## OBJECTIVE:
For each line of the data below that holds "المهنة", copy the line.

Collected data
★ ★ ★ ★

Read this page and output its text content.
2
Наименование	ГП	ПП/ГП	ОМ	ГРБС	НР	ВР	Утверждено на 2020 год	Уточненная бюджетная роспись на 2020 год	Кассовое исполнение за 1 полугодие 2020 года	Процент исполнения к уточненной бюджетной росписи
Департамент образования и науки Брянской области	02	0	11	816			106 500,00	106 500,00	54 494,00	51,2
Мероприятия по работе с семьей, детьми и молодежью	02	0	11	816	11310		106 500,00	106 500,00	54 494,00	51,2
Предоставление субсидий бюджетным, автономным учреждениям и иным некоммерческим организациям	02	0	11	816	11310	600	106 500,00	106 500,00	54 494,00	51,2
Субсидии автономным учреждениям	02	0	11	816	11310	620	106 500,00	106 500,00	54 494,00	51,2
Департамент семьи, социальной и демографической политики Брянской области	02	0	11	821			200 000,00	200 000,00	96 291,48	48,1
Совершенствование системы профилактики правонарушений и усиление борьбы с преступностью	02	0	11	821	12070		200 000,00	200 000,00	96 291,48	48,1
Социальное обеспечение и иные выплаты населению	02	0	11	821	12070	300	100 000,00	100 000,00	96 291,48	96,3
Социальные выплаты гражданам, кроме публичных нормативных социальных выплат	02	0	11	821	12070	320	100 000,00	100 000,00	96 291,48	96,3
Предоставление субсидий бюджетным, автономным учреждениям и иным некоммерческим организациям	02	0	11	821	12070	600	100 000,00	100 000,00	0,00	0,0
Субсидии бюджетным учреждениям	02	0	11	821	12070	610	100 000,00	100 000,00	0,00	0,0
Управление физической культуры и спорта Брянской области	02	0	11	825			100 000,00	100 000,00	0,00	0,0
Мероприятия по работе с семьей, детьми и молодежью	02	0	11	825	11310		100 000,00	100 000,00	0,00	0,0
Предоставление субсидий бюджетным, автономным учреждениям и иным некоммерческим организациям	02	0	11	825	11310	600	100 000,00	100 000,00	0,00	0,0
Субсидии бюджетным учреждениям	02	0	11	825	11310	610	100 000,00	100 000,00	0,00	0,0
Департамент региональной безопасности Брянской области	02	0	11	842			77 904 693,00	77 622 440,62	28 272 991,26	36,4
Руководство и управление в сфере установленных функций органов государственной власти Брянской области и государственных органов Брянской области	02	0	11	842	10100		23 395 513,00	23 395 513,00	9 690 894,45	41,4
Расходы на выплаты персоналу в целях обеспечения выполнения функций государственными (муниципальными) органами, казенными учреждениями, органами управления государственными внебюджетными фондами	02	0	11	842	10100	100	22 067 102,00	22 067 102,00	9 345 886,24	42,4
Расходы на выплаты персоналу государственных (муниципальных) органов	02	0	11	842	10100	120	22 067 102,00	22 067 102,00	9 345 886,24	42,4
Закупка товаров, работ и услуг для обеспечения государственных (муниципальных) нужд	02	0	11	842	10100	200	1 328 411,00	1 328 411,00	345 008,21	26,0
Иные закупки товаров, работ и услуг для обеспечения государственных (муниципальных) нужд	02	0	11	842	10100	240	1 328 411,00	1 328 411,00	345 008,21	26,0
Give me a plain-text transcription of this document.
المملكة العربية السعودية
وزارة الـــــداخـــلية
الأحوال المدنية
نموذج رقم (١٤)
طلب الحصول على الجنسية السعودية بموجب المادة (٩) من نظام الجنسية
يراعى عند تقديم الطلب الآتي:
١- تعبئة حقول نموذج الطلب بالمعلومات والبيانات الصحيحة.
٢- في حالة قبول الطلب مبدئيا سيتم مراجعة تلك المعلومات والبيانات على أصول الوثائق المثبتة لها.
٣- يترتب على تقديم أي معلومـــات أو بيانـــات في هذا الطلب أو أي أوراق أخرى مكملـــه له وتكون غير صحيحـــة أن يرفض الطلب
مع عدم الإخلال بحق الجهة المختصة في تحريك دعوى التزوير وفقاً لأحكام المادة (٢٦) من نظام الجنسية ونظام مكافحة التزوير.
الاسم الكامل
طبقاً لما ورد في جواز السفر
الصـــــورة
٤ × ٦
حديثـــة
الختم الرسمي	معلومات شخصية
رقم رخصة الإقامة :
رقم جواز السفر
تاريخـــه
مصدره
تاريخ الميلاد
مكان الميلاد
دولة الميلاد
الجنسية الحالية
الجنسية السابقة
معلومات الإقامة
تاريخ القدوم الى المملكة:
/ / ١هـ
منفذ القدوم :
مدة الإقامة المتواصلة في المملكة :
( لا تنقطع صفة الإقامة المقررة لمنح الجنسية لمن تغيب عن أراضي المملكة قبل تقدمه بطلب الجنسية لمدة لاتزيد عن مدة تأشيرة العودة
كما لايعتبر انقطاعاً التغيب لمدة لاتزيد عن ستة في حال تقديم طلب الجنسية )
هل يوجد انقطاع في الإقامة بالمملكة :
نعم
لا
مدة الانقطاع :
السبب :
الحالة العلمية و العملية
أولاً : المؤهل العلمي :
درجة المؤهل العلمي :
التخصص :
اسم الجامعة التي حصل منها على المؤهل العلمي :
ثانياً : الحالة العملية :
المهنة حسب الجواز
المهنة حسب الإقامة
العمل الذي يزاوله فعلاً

★ ★ ★ ★

## FINAL ANSWER:
المهنة حسب الجواز
المهنة حسب الإقامة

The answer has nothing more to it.